------ TEXT PROVIDED ------
As anyone with a car will likely have noticed, oil and gas prices have been at record highs lately. Prices, which had already been steadily rising since the height of the pandemic, shot up shortly after Russia invaded Ukraine in February.
It followed a dip during the pandemic, when global activity ground to a halt. As vaccines were rolled out, lockdowns lifted and economies recovered, energy prices had begun to creep upwards too. Then the war began and the U.S. and other countries announced bans on, or reductions of, Russian oil and gas imports. Brent crude hit $127.98 on March 8, up from $68.87 in December 2021 and $19.33 in April 2020.
More recently, natural gas prices have been hovering near 14-year highs, while oil prices, which came off their early March highs, have again been edging up. A gallon of gasoline in the U.S. cost $4.10 last week, up 43% from a year ago.
------ EXTRACTED ENTRIES ------
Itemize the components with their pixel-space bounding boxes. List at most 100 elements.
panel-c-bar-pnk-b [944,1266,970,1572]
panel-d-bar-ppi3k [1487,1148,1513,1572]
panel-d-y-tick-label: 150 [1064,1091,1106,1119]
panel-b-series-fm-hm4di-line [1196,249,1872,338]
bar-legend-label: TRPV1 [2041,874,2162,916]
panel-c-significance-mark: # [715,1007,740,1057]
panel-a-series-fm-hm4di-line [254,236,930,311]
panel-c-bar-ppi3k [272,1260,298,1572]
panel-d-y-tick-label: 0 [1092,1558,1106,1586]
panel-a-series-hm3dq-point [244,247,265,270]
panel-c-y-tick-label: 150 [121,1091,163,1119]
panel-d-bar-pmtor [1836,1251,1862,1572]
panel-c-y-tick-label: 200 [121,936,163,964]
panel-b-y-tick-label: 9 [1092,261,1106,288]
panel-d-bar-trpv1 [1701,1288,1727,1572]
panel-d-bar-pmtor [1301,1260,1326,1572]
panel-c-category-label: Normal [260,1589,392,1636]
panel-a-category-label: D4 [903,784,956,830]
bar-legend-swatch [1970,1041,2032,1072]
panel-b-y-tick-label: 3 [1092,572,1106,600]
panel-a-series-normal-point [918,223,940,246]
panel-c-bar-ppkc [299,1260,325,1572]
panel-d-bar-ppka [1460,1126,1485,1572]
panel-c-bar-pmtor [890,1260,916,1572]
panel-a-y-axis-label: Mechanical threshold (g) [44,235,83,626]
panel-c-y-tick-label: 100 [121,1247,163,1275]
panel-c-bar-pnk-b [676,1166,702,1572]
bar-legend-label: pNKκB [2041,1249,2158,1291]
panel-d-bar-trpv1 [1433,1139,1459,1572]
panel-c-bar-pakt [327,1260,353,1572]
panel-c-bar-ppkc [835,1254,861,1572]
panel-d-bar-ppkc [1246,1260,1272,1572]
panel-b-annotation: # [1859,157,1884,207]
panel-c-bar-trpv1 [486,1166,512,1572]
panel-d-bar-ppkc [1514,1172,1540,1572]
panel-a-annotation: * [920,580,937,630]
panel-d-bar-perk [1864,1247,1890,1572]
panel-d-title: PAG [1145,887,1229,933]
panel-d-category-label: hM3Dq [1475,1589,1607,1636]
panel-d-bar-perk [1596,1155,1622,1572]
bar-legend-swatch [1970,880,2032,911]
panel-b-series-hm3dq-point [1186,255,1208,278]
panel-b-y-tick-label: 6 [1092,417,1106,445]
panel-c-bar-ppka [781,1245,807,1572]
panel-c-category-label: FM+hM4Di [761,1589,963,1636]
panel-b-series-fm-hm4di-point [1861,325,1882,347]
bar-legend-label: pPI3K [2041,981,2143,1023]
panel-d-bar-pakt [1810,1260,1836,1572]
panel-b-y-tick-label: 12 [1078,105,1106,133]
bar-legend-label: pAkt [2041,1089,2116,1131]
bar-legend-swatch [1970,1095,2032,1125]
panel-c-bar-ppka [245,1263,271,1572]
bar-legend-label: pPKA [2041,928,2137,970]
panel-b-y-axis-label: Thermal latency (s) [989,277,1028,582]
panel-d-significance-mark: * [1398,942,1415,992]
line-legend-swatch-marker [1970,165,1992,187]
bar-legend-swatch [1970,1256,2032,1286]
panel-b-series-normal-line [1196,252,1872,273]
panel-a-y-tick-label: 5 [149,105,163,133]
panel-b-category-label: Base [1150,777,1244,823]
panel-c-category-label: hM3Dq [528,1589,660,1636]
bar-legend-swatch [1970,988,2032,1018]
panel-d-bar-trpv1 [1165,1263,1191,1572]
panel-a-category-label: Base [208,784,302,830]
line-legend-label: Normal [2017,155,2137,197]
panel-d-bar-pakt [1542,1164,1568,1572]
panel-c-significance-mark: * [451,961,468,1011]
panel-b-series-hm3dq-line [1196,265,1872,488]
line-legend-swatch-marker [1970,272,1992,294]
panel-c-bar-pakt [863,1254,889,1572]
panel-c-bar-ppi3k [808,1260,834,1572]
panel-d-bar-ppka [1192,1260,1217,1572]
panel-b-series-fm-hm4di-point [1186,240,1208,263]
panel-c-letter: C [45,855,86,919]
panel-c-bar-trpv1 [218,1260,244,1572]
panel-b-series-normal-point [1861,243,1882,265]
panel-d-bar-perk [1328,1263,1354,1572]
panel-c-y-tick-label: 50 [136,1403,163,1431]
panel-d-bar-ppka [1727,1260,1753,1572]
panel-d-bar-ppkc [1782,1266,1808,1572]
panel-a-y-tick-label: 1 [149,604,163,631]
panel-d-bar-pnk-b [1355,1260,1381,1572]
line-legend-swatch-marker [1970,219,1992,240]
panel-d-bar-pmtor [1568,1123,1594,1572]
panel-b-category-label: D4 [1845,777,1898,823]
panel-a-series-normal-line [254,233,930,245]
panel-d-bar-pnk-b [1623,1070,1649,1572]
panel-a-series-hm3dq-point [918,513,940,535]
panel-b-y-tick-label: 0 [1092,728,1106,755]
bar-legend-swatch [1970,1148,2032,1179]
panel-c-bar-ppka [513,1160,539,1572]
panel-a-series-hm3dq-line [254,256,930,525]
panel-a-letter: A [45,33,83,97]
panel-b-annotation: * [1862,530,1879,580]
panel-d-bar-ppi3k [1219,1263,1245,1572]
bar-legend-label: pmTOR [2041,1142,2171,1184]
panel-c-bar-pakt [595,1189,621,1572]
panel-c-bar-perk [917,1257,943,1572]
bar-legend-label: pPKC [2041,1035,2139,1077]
------
__TASKS AND EXERCISES__
(a) Reproduce the oil and gas prices text from "It followed a" up to and including "in April 2020.".
(b) List every dollar amount that appears in the oil and gas prices text.
(c) Pick up the oil and gas prices text at the point where it stops and write a continuation.
The records were drawn from a separate source.

__WRITTEN ANSWERS__
(a)
It followed a dip during the pandemic, when global activity ground to a halt. As vaccines were rolled out, lockdowns lifted and economies recovered, energy prices had begun to creep upwards too. Then the war began and the U.S. and other countries announced bans on, or reductions of, Russian oil and gas imports. Brent crude hit $127.98 on March 8, up from $68.87 in December 2021 and $19.33 in April 2020.

(b)
$127.98
$68.87
$19.33
$4.10

(c)
It appears the elevated prices will linger for some time. And that could have significant impacts on the housing market, including luxury markets in New York City, London and elsewhere around the world.
From rising inflation and interest rates to a potential new trend in energy-efficient renovations, there is much to consider for prospective home buyers when it comes to long-term real estate planning.
Inflation and Interest Rates
One obvious impact is that higher energy prices feed inflation. In the U.S., the inflation rate rose 8.5% year-over-year in March, its biggest increase in more than 40 years. British consumer price inflation, meanwhile, rose to 7% in March, its highest level in 30 years.
But the worst may be yet to come. According to Olafur Margeirsson, head of global real estate research at Credit Suisse Asset Management, inflation “may even be structurally higher in the future than it was in the most recent past.”
Liam Bailey, global head of research at Knight Frank, said that will lead to slowing of property price gains through this year.
“This current round of inflation from energy prices…is prompting central banks to raise rates, and that will be something which will slow property price growth,” he said. “We’re already seeing the impact.”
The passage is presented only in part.